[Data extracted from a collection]
========
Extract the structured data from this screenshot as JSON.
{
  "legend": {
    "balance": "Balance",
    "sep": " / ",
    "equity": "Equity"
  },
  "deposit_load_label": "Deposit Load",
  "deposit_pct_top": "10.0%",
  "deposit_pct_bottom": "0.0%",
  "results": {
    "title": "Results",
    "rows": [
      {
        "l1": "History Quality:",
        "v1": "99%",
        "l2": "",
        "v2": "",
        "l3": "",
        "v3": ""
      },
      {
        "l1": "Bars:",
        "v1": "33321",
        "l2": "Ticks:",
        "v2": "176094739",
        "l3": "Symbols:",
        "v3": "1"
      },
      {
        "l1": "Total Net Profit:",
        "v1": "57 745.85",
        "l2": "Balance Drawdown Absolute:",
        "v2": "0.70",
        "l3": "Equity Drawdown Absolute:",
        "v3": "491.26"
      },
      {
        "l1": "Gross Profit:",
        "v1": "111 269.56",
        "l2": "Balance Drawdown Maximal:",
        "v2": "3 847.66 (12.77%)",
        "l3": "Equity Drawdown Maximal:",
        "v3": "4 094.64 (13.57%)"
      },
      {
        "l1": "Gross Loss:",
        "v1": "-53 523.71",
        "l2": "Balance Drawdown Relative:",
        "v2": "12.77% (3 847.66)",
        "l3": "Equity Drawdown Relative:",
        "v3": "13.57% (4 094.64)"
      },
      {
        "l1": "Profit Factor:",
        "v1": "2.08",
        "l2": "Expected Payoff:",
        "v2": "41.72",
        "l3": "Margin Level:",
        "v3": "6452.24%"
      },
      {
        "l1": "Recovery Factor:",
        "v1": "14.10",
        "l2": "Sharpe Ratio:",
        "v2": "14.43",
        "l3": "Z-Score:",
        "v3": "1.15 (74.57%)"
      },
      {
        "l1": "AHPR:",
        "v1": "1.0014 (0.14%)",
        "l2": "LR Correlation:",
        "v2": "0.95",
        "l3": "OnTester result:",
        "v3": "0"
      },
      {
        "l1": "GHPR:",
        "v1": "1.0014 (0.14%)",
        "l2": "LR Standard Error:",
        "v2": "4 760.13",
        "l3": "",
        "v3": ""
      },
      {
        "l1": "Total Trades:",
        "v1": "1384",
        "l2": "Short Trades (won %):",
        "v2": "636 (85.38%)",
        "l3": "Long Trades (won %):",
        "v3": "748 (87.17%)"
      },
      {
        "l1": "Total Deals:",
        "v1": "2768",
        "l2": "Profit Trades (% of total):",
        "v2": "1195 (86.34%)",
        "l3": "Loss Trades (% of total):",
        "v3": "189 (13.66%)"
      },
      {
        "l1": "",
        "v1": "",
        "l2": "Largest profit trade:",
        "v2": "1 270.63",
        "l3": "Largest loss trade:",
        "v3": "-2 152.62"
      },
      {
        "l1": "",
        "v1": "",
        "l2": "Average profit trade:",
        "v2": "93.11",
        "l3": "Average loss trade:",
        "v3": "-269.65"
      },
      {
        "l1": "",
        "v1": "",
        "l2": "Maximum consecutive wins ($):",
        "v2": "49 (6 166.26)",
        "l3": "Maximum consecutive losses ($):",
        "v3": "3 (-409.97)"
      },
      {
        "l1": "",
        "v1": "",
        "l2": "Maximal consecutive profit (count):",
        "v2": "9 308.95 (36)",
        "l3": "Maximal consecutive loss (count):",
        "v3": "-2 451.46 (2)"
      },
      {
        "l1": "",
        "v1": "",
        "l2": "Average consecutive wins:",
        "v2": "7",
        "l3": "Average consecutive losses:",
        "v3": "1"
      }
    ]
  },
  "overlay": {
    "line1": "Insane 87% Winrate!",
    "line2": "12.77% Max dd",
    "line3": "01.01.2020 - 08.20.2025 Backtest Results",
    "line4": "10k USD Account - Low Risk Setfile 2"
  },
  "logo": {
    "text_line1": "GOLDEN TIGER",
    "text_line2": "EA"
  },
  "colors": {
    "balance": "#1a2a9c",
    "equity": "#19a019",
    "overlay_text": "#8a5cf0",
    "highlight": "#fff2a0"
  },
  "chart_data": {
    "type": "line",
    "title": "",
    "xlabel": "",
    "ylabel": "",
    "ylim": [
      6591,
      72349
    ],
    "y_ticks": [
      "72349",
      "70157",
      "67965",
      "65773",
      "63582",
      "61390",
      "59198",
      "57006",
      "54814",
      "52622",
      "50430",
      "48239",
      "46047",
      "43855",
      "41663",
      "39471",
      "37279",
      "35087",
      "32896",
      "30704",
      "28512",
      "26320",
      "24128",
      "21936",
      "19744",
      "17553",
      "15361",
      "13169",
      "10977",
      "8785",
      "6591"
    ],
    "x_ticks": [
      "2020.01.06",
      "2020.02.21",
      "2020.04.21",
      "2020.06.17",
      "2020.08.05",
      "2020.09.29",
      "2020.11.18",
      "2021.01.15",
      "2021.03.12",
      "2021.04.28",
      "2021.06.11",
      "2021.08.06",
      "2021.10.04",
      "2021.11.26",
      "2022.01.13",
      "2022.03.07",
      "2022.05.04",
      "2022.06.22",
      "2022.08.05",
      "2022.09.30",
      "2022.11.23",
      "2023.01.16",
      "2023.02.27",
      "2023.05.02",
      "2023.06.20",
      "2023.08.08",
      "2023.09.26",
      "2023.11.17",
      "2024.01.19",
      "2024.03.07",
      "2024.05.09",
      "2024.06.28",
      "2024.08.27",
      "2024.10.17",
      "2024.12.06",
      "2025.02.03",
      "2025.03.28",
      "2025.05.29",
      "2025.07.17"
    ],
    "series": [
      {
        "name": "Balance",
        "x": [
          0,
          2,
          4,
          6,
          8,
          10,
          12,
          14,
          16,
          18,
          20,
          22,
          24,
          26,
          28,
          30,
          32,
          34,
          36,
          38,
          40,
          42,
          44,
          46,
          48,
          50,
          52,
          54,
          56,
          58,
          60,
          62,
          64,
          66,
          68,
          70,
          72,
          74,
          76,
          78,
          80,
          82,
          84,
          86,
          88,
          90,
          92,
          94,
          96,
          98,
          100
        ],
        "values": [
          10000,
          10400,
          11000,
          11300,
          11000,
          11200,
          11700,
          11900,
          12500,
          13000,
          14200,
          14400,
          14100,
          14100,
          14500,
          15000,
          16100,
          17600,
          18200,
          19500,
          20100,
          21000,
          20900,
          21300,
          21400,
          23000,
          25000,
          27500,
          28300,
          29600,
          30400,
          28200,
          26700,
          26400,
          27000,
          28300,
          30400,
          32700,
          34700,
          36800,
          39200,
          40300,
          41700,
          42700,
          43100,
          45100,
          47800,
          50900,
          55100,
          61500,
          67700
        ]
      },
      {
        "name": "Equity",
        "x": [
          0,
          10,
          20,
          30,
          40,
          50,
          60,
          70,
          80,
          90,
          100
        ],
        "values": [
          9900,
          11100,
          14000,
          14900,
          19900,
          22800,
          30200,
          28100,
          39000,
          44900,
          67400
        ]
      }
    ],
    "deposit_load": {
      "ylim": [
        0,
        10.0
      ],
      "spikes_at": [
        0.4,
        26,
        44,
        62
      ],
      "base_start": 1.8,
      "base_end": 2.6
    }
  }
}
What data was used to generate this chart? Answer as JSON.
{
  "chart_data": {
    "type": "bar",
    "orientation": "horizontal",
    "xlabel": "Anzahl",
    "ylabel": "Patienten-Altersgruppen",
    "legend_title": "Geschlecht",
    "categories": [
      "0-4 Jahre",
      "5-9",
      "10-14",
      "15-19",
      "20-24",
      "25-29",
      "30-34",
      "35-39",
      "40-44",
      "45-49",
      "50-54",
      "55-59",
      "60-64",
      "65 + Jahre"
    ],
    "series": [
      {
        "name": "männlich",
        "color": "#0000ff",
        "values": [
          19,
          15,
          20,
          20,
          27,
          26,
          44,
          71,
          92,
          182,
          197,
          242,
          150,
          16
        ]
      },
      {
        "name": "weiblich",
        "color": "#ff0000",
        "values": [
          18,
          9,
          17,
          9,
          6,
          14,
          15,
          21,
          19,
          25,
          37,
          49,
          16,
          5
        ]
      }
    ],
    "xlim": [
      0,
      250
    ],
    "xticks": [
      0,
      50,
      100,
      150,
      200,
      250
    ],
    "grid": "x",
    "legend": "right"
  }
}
========
▶ [Given problem]
Which lines in the records above contain the string "Relative"? Copy each one.

▶ [Solved exercise]
        "l2": "Balance Drawdown Relative:",
        "l3": "Equity Drawdown Relative:",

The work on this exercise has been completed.